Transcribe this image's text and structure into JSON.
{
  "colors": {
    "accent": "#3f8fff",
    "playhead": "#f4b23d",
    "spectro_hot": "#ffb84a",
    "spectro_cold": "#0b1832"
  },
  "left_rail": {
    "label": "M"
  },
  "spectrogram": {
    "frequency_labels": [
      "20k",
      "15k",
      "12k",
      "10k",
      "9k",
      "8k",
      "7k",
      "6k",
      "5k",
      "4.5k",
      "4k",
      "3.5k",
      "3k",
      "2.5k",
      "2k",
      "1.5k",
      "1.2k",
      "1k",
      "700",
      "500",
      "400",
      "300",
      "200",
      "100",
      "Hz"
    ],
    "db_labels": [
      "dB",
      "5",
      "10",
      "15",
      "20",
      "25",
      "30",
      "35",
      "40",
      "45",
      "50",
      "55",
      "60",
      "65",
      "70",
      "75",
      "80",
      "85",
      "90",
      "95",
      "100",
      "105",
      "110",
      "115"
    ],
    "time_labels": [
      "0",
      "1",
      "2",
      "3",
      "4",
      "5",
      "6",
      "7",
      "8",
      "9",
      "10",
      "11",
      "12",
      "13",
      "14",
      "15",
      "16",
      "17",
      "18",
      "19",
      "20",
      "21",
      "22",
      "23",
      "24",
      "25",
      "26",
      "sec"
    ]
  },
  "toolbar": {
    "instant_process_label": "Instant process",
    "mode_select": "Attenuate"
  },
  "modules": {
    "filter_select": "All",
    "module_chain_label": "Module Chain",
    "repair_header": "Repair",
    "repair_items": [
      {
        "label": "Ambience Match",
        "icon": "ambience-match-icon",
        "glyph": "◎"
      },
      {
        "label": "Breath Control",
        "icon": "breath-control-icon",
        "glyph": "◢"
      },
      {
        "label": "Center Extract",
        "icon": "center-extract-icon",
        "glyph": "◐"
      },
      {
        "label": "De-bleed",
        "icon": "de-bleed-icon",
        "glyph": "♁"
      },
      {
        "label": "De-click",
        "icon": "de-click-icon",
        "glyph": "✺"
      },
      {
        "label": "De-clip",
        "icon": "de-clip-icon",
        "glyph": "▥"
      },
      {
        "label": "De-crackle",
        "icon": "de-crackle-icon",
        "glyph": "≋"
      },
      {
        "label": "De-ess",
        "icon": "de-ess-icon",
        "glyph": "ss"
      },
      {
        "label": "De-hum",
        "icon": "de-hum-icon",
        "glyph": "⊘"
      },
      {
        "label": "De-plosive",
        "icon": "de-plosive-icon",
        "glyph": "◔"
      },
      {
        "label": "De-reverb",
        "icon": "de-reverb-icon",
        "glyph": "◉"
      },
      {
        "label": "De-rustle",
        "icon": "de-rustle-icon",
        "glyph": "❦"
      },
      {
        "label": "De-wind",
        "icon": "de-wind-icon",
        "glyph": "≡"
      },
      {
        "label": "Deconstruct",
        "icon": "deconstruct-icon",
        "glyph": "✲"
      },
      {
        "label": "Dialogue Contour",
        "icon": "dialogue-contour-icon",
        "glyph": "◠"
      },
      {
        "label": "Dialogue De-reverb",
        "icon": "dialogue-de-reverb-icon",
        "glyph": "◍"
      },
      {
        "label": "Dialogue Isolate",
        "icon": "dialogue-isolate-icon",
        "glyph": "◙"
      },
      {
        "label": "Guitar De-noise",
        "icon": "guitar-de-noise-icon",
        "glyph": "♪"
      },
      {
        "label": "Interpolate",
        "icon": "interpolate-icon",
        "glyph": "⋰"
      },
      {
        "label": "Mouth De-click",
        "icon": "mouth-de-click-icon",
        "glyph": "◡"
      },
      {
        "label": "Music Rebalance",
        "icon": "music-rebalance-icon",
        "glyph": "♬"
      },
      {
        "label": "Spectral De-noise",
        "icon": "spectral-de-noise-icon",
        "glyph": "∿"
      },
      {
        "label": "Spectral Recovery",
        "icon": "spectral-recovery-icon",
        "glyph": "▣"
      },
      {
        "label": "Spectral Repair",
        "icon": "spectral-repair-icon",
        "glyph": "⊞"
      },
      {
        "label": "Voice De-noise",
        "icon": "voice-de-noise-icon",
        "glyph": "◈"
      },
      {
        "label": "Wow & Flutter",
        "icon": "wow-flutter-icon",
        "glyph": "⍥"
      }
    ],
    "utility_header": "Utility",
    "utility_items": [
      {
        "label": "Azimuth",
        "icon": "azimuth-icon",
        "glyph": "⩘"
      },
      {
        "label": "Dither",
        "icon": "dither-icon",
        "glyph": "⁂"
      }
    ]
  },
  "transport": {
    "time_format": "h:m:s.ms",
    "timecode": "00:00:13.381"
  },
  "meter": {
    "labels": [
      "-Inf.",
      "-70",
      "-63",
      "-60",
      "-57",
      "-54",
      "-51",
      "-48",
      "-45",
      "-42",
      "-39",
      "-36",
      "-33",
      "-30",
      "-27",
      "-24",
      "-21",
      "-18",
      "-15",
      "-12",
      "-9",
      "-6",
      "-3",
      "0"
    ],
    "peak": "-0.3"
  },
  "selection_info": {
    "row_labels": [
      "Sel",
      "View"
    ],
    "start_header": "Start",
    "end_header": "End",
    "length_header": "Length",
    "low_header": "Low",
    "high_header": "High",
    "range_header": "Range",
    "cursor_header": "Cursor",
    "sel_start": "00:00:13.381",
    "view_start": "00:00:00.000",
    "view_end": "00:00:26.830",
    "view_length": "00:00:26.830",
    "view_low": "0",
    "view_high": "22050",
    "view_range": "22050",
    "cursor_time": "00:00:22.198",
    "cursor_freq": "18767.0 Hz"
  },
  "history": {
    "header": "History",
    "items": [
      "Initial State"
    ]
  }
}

::::::::

## Brief
Retype all the records, matching them exactly.

## Output
Transcribe this image's text and structure into JSON.
{
  "colors": {
    "accent": "#3f8fff",
    "playhead": "#f4b23d",
    "spectro_hot": "#ffb84a",
    "spectro_cold": "#0b1832"
  },
  "left_rail": {
    "label": "M"
  },
  "spectrogram": {
    "frequency_labels": [
      "20k",
      "15k",
      "12k",
      "10k",
      "9k",
      "8k",
      "7k",
      "6k",
      "5k",
      "4.5k",
      "4k",
      "3.5k",
      "3k",
      "2.5k",
      "2k",
      "1.5k",
      "1.2k",
      "1k",
      "700",
      "500",
      "400",
      "300",
      "200",
      "100",
      "Hz"
    ],
    "db_labels": [
      "dB",
      "5",
      "10",
      "15",
      "20",
      "25",
      "30",
      "35",
      "40",
      "45",
      "50",
      "55",
      "60",
      "65",
      "70",
      "75",
      "80",
      "85",
      "90",
      "95",
      "100",
      "105",
      "110",
      "115"
    ],
    "time_labels": [
      "0",
      "1",
      "2",
      "3",
      "4",
      "5",
      "6",
      "7",
      "8",
      "9",
      "10",
      "11",
      "12",
      "13",
      "14",
      "15",
      "16",
      "17",
      "18",
      "19",
      "20",
      "21",
      "22",
      "23",
      "24",
      "25",
      "26",
      "sec"
    ]
  },
  "toolbar": {
    "instant_process_label": "Instant process",
    "mode_select": "Attenuate"
  },
  "modules": {
    "filter_select": "All",
    "module_chain_label": "Module Chain",
    "repair_header": "Repair",
    "repair_items": [
      {
        "label": "Ambience Match",
        "icon": "ambience-match-icon",
        "glyph": "◎"
      },
      {
        "label": "Breath Control",
        "icon": "breath-control-icon",
        "glyph": "◢"
      },
      {
        "label": "Center Extract",
        "icon": "center-extract-icon",
        "glyph": "◐"
      },
      {
        "label": "De-bleed",
        "icon": "de-bleed-icon",
        "glyph": "♁"
      },
      {
        "label": "De-click",
        "icon": "de-click-icon",
        "glyph": "✺"
      },
      {
        "label": "De-clip",
        "icon": "de-clip-icon",
        "glyph": "▥"
      },
      {
        "label": "De-crackle",
        "icon": "de-crackle-icon",
        "glyph": "≋"
      },
      {
        "label": "De-ess",
        "icon": "de-ess-icon",
        "glyph": "ss"
      },
      {
        "label": "De-hum",
        "icon": "de-hum-icon",
        "glyph": "⊘"
      },
      {
        "label": "De-plosive",
        "icon": "de-plosive-icon",
        "glyph": "◔"
      },
      {
        "label": "De-reverb",
        "icon": "de-reverb-icon",
        "glyph": "◉"
      },
      {
        "label": "De-rustle",
        "icon": "de-rustle-icon",
        "glyph": "❦"
      },
      {
        "label": "De-wind",
        "icon": "de-wind-icon",
        "glyph": "≡"
      },
      {
        "label": "Deconstruct",
        "icon": "deconstruct-icon",
        "glyph": "✲"
      },
      {
        "label": "Dialogue Contour",
        "icon": "dialogue-contour-icon",
        "glyph": "◠"
      },
      {
        "label": "Dialogue De-reverb",
        "icon": "dialogue-de-reverb-icon",
        "glyph": "◍"
      },
      {
        "label": "Dialogue Isolate",
        "icon": "dialogue-isolate-icon",
        "glyph": "◙"
      },
      {
        "label": "Guitar De-noise",
        "icon": "guitar-de-noise-icon",
        "glyph": "♪"
      },
      {
        "label": "Interpolate",
        "icon": "interpolate-icon",
        "glyph": "⋰"
      },
      {
        "label": "Mouth De-click",
        "icon": "mouth-de-click-icon",
        "glyph": "◡"
      },
      {
        "label": "Music Rebalance",
        "icon": "music-rebalance-icon",
        "glyph": "♬"
      },
      {
        "label": "Spectral De-noise",
        "icon": "spectral-de-noise-icon",
        "glyph": "∿"
      },
      {
        "label": "Spectral Recovery",
        "icon": "spectral-recovery-icon",
        "glyph": "▣"
      },
      {
        "label": "Spectral Repair",
        "icon": "spectral-repair-icon",
        "glyph": "⊞"
      },
      {
        "label": "Voice De-noise",
        "icon": "voice-de-noise-icon",
        "glyph": "◈"
      },
      {
        "label": "Wow & Flutter",
        "icon": "wow-flutter-icon",
        "glyph": "⍥"
      }
    ],
    "utility_header": "Utility",
    "utility_items": [
      {
        "label": "Azimuth",
        "icon": "azimuth-icon",
        "glyph": "⩘"
      },
      {
        "label": "Dither",
        "icon": "dither-icon",
        "glyph": "⁂"
      }
    ]
  },
  "transport": {
    "time_format": "h:m:s.ms",
    "timecode": "00:00:13.381"
  },
  "meter": {
    "labels": [
      "-Inf.",
      "-70",
      "-63",
      "-60",
      "-57",
      "-54",
      "-51",
      "-48",
      "-45",
      "-42",
      "-39",
      "-36",
      "-33",
      "-30",
      "-27",
      "-24",
      "-21",
      "-18",
      "-15",
      "-12",
      "-9",
      "-6",
      "-3",
      "0"
    ],
    "peak": "-0.3"
  },
  "selection_info": {
    "row_labels": [
      "Sel",
      "View"
    ],
    "start_header": "Start",
    "end_header": "End",
    "length_header": "Length",
    "low_header": "Low",
    "high_header": "High",
    "range_header": "Range",
    "cursor_header": "Cursor",
    "sel_start": "00:00:13.381",
    "view_start": "00:00:00.000",
    "view_end": "00:00:26.830",
    "view_length": "00:00:26.830",
    "view_low": "0",
    "view_high": "22050",
    "view_range": "22050",
    "cursor_time": "00:00:22.198",
    "cursor_freq": "18767.0 Hz"
  },
  "history": {
    "header": "History",
    "items": [
      "Initial State"
    ]
  }
}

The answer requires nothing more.